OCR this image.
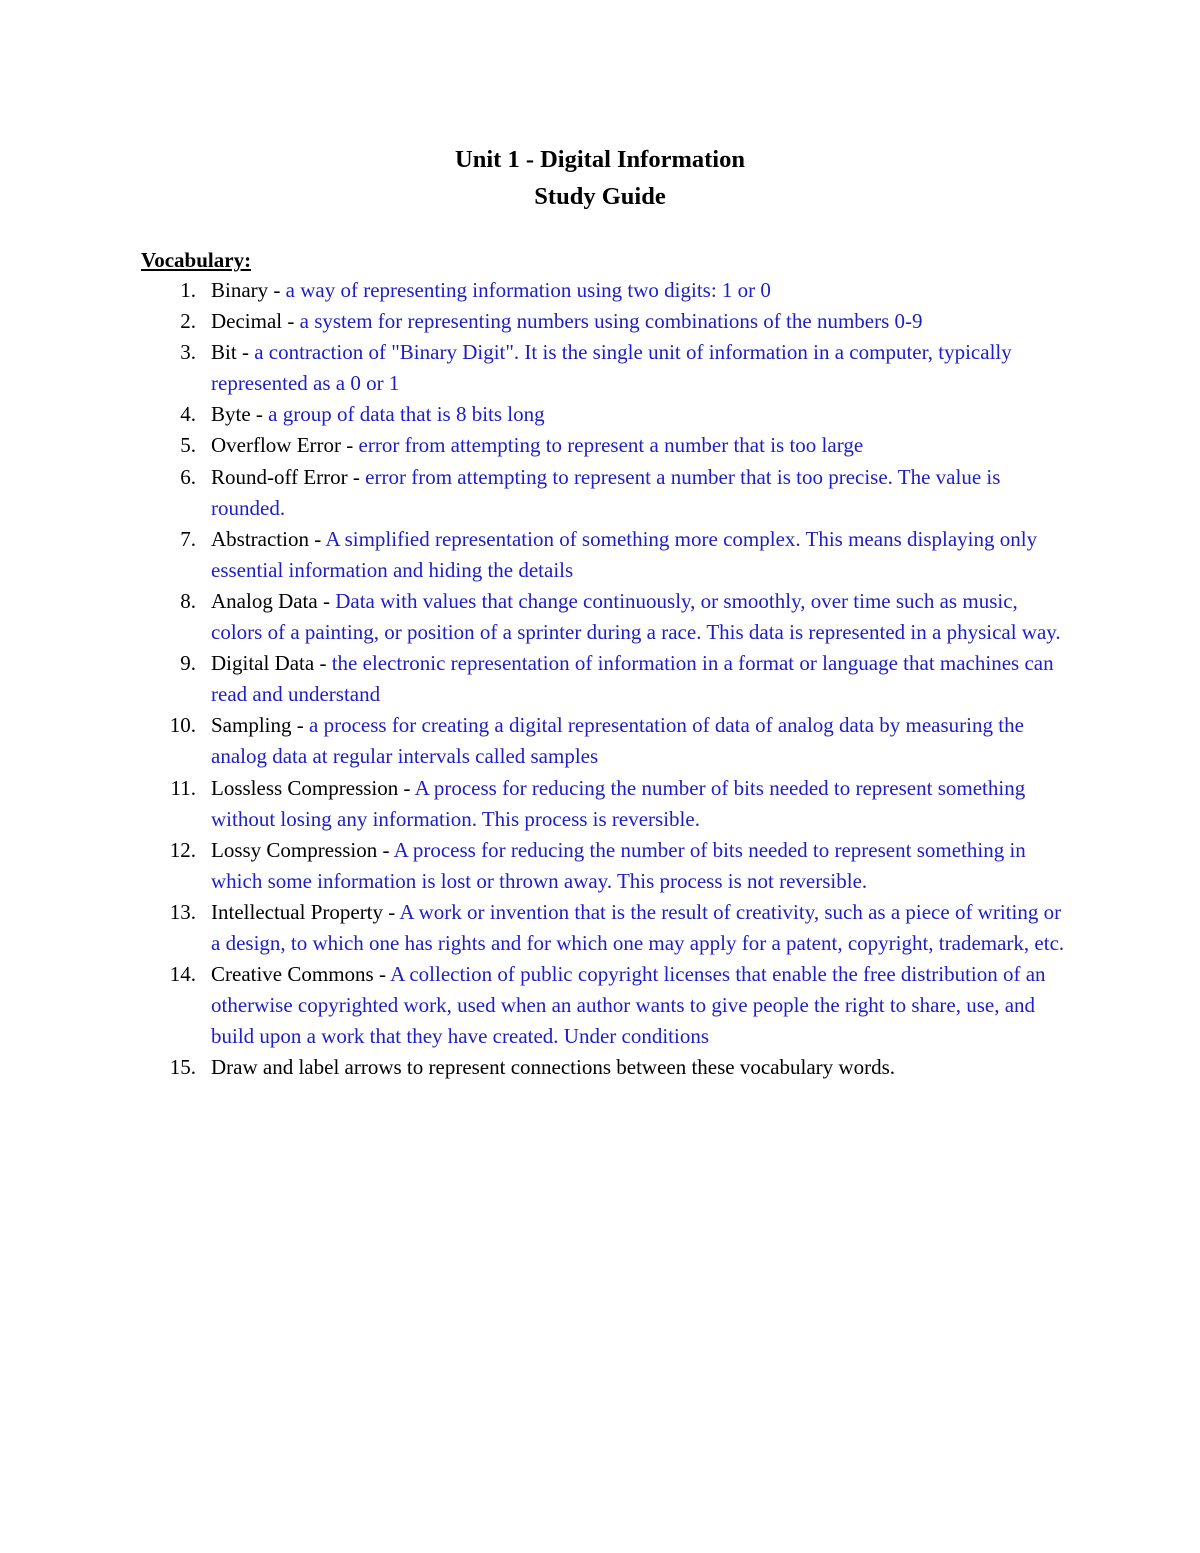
Unit 1 - Digital Information
Study Guide
Vocabulary:
1. Binary - a way of representing information using two digits: 1 or 0
2. Decimal - a system for representing numbers using combinations of the numbers 0-9
3. Bit - a contraction of "Binary Digit". It is the single unit of information in a computer, typically represented as a 0 or 1
4. Byte - a group of data that is 8 bits long
5. Overflow Error - error from attempting to represent a number that is too large
6. Round-off Error - error from attempting to represent a number that is too precise. The value is rounded.
7. Abstraction - A simplified representation of something more complex. This means displaying only essential information and hiding the details
8. Analog Data - Data with values that change continuously, or smoothly, over time such as music, colors of a painting, or position of a sprinter during a race. This data is represented in a physical way.
9. Digital Data - the electronic representation of information in a format or language that machines can read and understand
10. Sampling - a process for creating a digital representation of data of analog data by measuring the analog data at regular intervals called samples
11. Lossless Compression - A process for reducing the number of bits needed to represent something without losing any information. This process is reversible.
12. Lossy Compression - A process for reducing the number of bits needed to represent something in which some information is lost or thrown away. This process is not reversible.
13. Intellectual Property - A work or invention that is the result of creativity, such as a piece of writing or a design, to which one has rights and for which one may apply for a patent, copyright, trademark, etc.
14. Creative Commons - A collection of public copyright licenses that enable the free distribution of an otherwise copyrighted work, used when an author wants to give people the right to share, use, and build upon a work that they have created. Under conditions
15. Draw and label arrows to represent connections between these vocabulary words.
____
Instructions to follow
Find all lines with "reducing" in them and copy each one.

Problem solution
11. Lossless Compression - A process for reducing the number of bits needed to represent something without losing any information. This process is reversible.
12. Lossy Compression - A process for reducing the number of bits needed to represent something in which some information is lost or thrown away. This process is not reversible.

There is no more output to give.